→ What is being asked
Skip the images. Copy the records exactly as written.

A run of records
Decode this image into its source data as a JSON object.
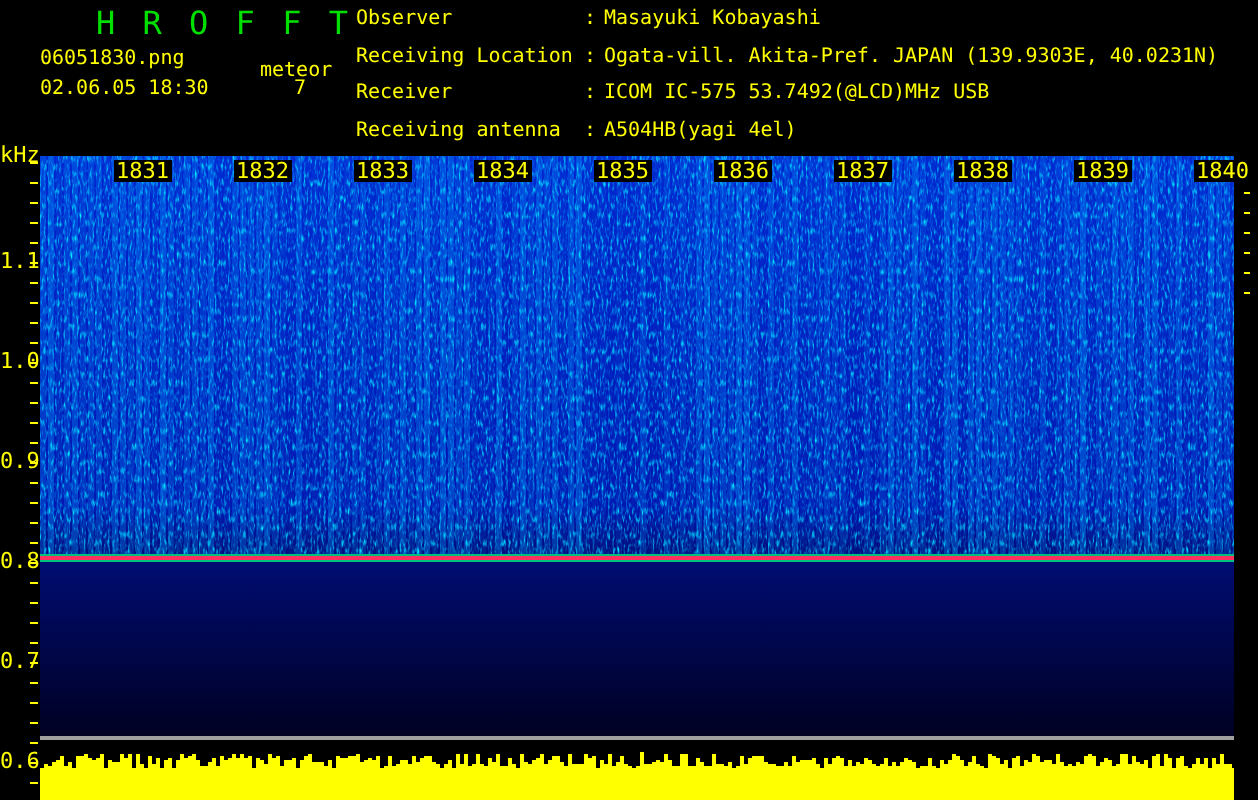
{
  "app": {
    "title": "H R O F F T"
  },
  "file": {
    "name": "06051830.png",
    "datetime": "02.06.05 18:30"
  },
  "meteor": {
    "label": "meteor",
    "count": "7"
  },
  "station": [
    {
      "label": "Observer",
      "separator": ":",
      "value": "Masayuki Kobayashi"
    },
    {
      "label": "Receiving Location",
      "separator": ":",
      "value": "Ogata-vill. Akita-Pref. JAPAN (139.9303E, 40.0231N)"
    },
    {
      "label": "Receiver",
      "separator": ":",
      "value": "ICOM IC-575 53.7492(@LCD)MHz USB"
    },
    {
      "label": "Receiving antenna",
      "separator": ":",
      "value": "A504HB(yagi 4el)"
    }
  ],
  "spectrogram": {
    "y_unit": "kHz",
    "y_labels": [
      "1.1",
      "1.0",
      "0.9",
      "0.8",
      "0.7",
      "0.6"
    ],
    "time_labels": [
      "1831",
      "1832",
      "1833",
      "1834",
      "1835",
      "1836",
      "1837",
      "1838",
      "1839",
      "1840"
    ]
  }
}
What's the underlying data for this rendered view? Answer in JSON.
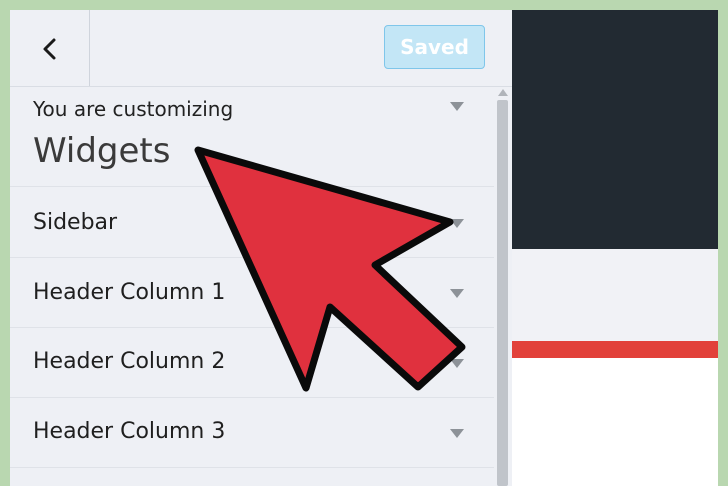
{
  "header": {
    "back_icon": "chevron-left-icon",
    "save_label": "Saved"
  },
  "intro": {
    "subtitle": "You are customizing",
    "title": "Widgets"
  },
  "sections": [
    {
      "label": "Sidebar"
    },
    {
      "label": "Header Column 1"
    },
    {
      "label": "Header Column 2"
    },
    {
      "label": "Header Column 3"
    }
  ],
  "colors": {
    "pointer": "#e0313e",
    "accent_border": "#7fc6ea",
    "preview_dark": "#222a32",
    "preview_red": "#e2413a"
  }
}
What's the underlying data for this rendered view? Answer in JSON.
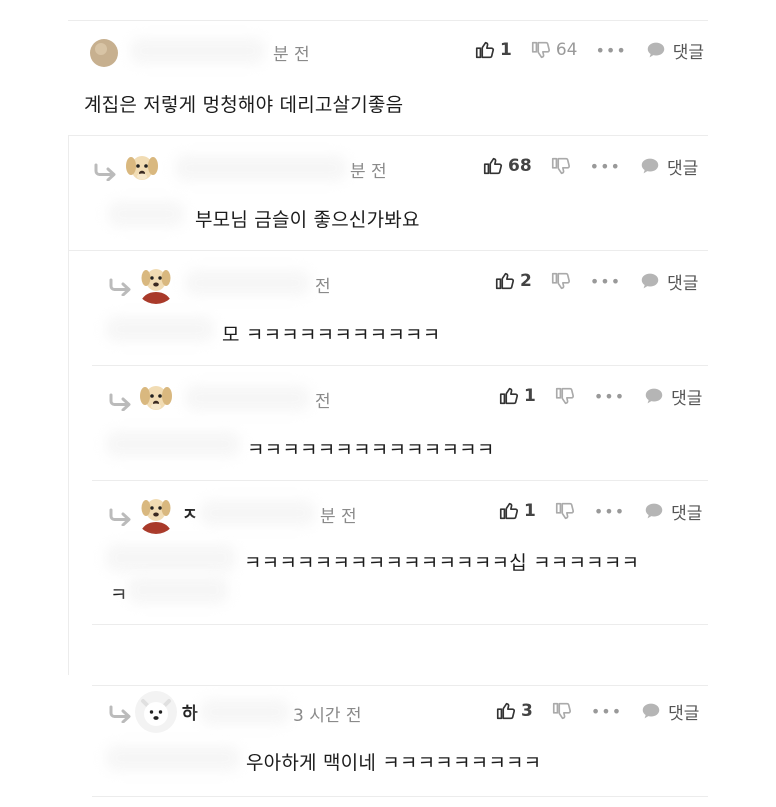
{
  "comments": [
    {
      "author": "",
      "time": "분 전",
      "likes": "1",
      "dislikes": "64",
      "reply_label": "댓글",
      "text": "계집은 저렇게 멍청해야 데리고살기좋음",
      "text2": ""
    },
    {
      "author": "",
      "time": "분 전",
      "likes": "68",
      "dislikes": "",
      "reply_label": "댓글",
      "text": "부모님 금슬이 좋으신가봐요",
      "text2": ""
    },
    {
      "author": "",
      "time": "전",
      "likes": "2",
      "dislikes": "",
      "reply_label": "댓글",
      "text": "모 ㅋㅋㅋㅋㅋㅋㅋㅋㅋㅋㅋ",
      "text2": ""
    },
    {
      "author": "",
      "time": "전",
      "likes": "1",
      "dislikes": "",
      "reply_label": "댓글",
      "text": "ㅋㅋㅋㅋㅋㅋㅋㅋㅋㅋㅋㅋㅋㅋ",
      "text2": ""
    },
    {
      "author": "ㅈ",
      "time": "분 전",
      "likes": "1",
      "dislikes": "",
      "reply_label": "댓글",
      "text": "ㅋㅋㅋㅋㅋㅋㅋㅋㅋㅋㅋㅋㅋㅋㅋ십 ㅋㅋㅋㅋㅋㅋ",
      "text2": "ㅋ"
    },
    {
      "author": "하",
      "time": "3 시간 전",
      "likes": "3",
      "dislikes": "",
      "reply_label": "댓글",
      "text": "우아하게 맥이네 ㅋㅋㅋㅋㅋㅋㅋㅋㅋ",
      "text2": ""
    }
  ],
  "more_label": "•••",
  "colors": {
    "icon": "#9a9a9a",
    "separator": "#ececec",
    "text": "#1c1c1c"
  }
}
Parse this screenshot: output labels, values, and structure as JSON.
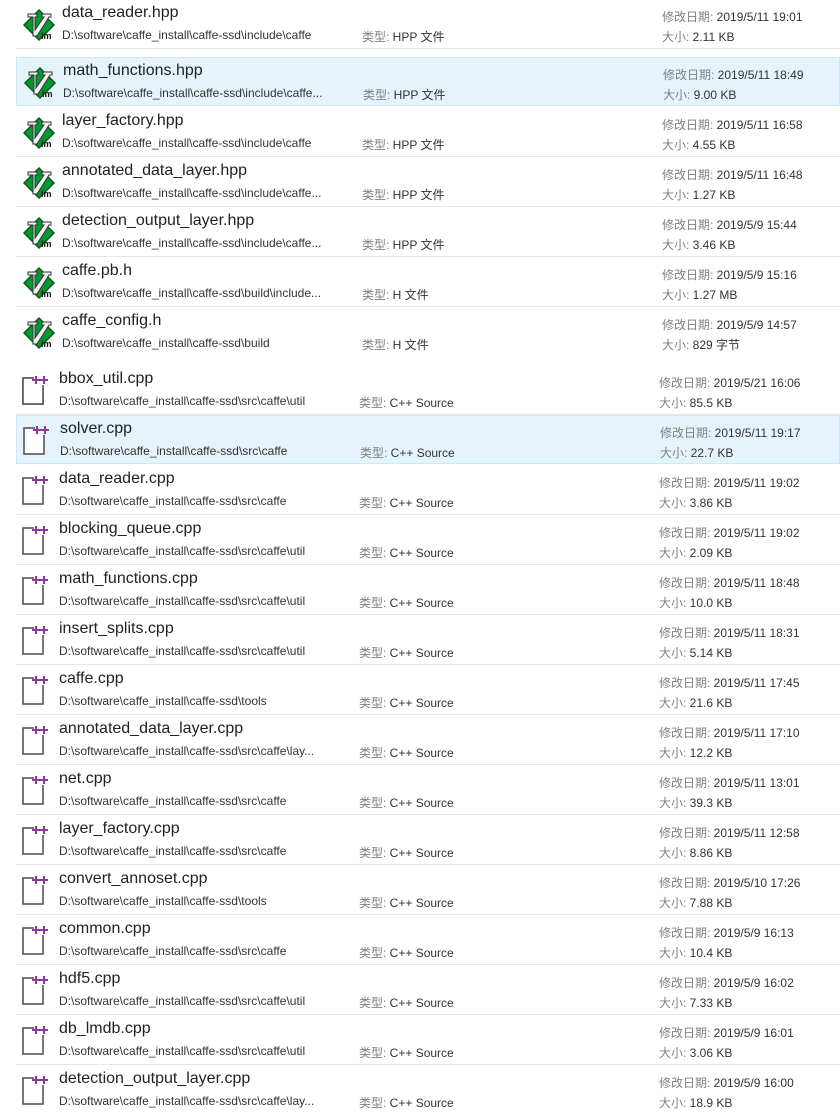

→ Answer
Decode this image into its source data as a JSON object.
{
  "app": {
    "title": "H R O F F T"
  },
  "file": {
    "name": "06051830.png",
    "datetime": "02.06.05 18:30"
  },
  "meteor": {
    "label": "meteor",
    "count": "7"
  },
  "station": [
    {
      "label": "Observer",
      "separator": ":",
      "value": "Masayuki Kobayashi"
    },
    {
      "label": "Receiving Location",
      "separator": ":",
      "value": "Ogata-vill. Akita-Pref. JAPAN (139.9303E, 40.0231N)"
    },
    {
      "label": "Receiver",
      "separator": ":",
      "value": "ICOM IC-575 53.7492(@LCD)MHz USB"
    },
    {
      "label": "Receiving antenna",
      "separator": ":",
      "value": "A504HB(yagi 4el)"
    }
  ],
  "spectrogram": {
    "y_unit": "kHz",
    "y_labels": [
      "1.1",
      "1.0",
      "0.9",
      "0.8",
      "0.7",
      "0.6"
    ],
    "time_labels": [
      "1831",
      "1832",
      "1833",
      "1834",
      "1835",
      "1836",
      "1837",
      "1838",
      "1839",
      "1840"
    ]
  }
}
What's the underlying data for this rendered view? Answer in JSON.
{
  "header": {
    "back_icon": "chevron-left-icon",
    "save_label": "Saved"
  },
  "intro": {
    "subtitle": "You are customizing",
    "title": "Widgets"
  },
  "sections": [
    {
      "label": "Sidebar"
    },
    {
      "label": "Header Column 1"
    },
    {
      "label": "Header Column 2"
    },
    {
      "label": "Header Column 3"
    }
  ],
  "colors": {
    "pointer": "#e0313e",
    "accent_border": "#7fc6ea",
    "preview_dark": "#222a32",
    "preview_red": "#e2413a"
  }
}
What's the underlying data for this rendered view? Answer in JSON.
{
  "comments": [
    {
      "author": "",
      "time": "분 전",
      "likes": "1",
      "dislikes": "64",
      "reply_label": "댓글",
      "text": "계집은 저렇게 멍청해야 데리고살기좋음",
      "text2": ""
    },
    {
      "author": "",
      "time": "분 전",
      "likes": "68",
      "dislikes": "",
      "reply_label": "댓글",
      "text": "부모님 금슬이 좋으신가봐요",
      "text2": ""
    },
    {
      "author": "",
      "time": "전",
      "likes": "2",
      "dislikes": "",
      "reply_label": "댓글",
      "text": "모 ㅋㅋㅋㅋㅋㅋㅋㅋㅋㅋㅋ",
      "text2": ""
    },
    {
      "author": "",
      "time": "전",
      "likes": "1",
      "dislikes": "",
      "reply_label": "댓글",
      "text": "ㅋㅋㅋㅋㅋㅋㅋㅋㅋㅋㅋㅋㅋㅋ",
      "text2": ""
    },
    {
      "author": "ㅈ",
      "time": "분 전",
      "likes": "1",
      "dislikes": "",
      "reply_label": "댓글",
      "text": "ㅋㅋㅋㅋㅋㅋㅋㅋㅋㅋㅋㅋㅋㅋㅋ십 ㅋㅋㅋㅋㅋㅋ",
      "text2": "ㅋ"
    },
    {
      "author": "하",
      "time": "3 시간 전",
      "likes": "3",
      "dislikes": "",
      "reply_label": "댓글",
      "text": "우아하게 맥이네 ㅋㅋㅋㅋㅋㅋㅋㅋㅋ",
      "text2": ""
    }
  ],
  "more_label": "•••",
  "colors": {
    "icon": "#9a9a9a",
    "separator": "#ececec",
    "text": "#1c1c1c"
  }
}
Parse this screenshot: output labels, values, and structure as JSON.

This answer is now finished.